Keep the pictures out of the copy and print all the entries below exactly.

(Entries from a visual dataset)
::::::::::

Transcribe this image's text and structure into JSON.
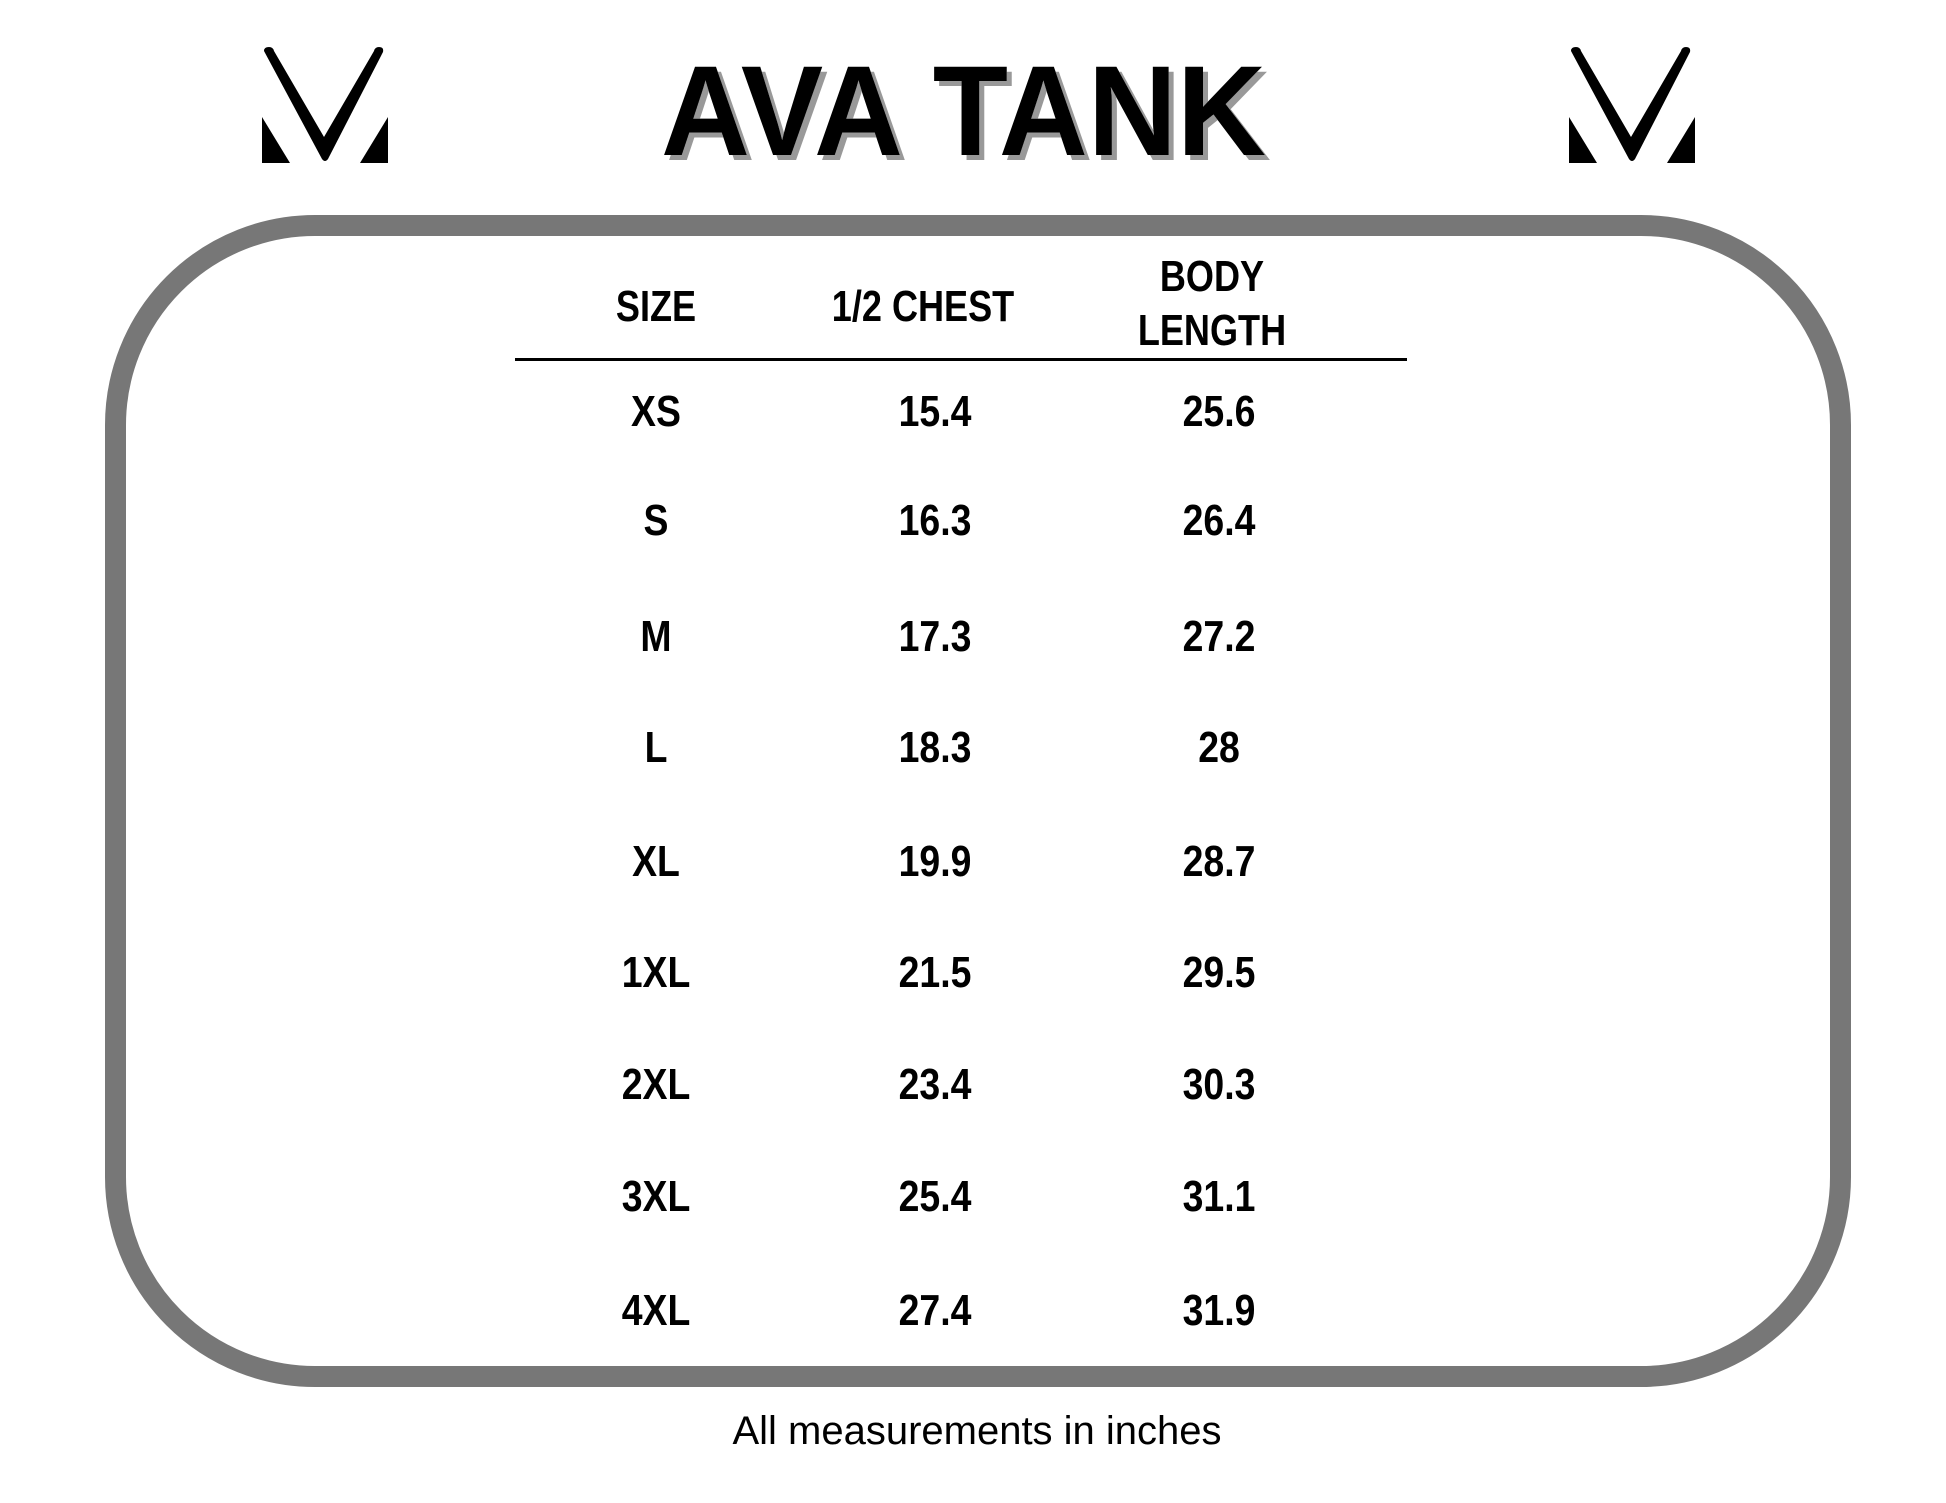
{
  "header": {
    "title": "AVA TANK",
    "logo_left": "brand-v-logo",
    "logo_right": "brand-v-logo"
  },
  "table": {
    "columns": [
      "SIZE",
      "1/2 CHEST",
      "BODY",
      "LENGTH"
    ],
    "column_labels": {
      "size": "SIZE",
      "chest": "1/2 CHEST",
      "body_line1": "BODY",
      "body_line2": "LENGTH"
    },
    "rows": [
      {
        "size": "XS",
        "chest": "15.4",
        "body": "25.6"
      },
      {
        "size": "S",
        "chest": "16.3",
        "body": "26.4"
      },
      {
        "size": "M",
        "chest": "17.3",
        "body": "27.2"
      },
      {
        "size": "L",
        "chest": "18.3",
        "body": "28"
      },
      {
        "size": "XL",
        "chest": "19.9",
        "body": "28.7"
      },
      {
        "size": "1XL",
        "chest": "21.5",
        "body": "29.5"
      },
      {
        "size": "2XL",
        "chest": "23.4",
        "body": "30.3"
      },
      {
        "size": "3XL",
        "chest": "25.4",
        "body": "31.1"
      },
      {
        "size": "4XL",
        "chest": "27.4",
        "body": "31.9"
      }
    ]
  },
  "footer": {
    "note": "All measurements in inches"
  },
  "colors": {
    "frame": "#777777",
    "text": "#000000",
    "title_shadow": "#999999"
  }
}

::::::::::

| Task output |
Transcribe this image's text and structure into JSON.
{
  "header": {
    "title": "AVA TANK",
    "logo_left": "brand-v-logo",
    "logo_right": "brand-v-logo"
  },
  "table": {
    "columns": [
      "SIZE",
      "1/2 CHEST",
      "BODY",
      "LENGTH"
    ],
    "column_labels": {
      "size": "SIZE",
      "chest": "1/2 CHEST",
      "body_line1": "BODY",
      "body_line2": "LENGTH"
    },
    "rows": [
      {
        "size": "XS",
        "chest": "15.4",
        "body": "25.6"
      },
      {
        "size": "S",
        "chest": "16.3",
        "body": "26.4"
      },
      {
        "size": "M",
        "chest": "17.3",
        "body": "27.2"
      },
      {
        "size": "L",
        "chest": "18.3",
        "body": "28"
      },
      {
        "size": "XL",
        "chest": "19.9",
        "body": "28.7"
      },
      {
        "size": "1XL",
        "chest": "21.5",
        "body": "29.5"
      },
      {
        "size": "2XL",
        "chest": "23.4",
        "body": "30.3"
      },
      {
        "size": "3XL",
        "chest": "25.4",
        "body": "31.1"
      },
      {
        "size": "4XL",
        "chest": "27.4",
        "body": "31.9"
      }
    ]
  },
  "footer": {
    "note": "All measurements in inches"
  },
  "colors": {
    "frame": "#777777",
    "text": "#000000",
    "title_shadow": "#999999"
  }
}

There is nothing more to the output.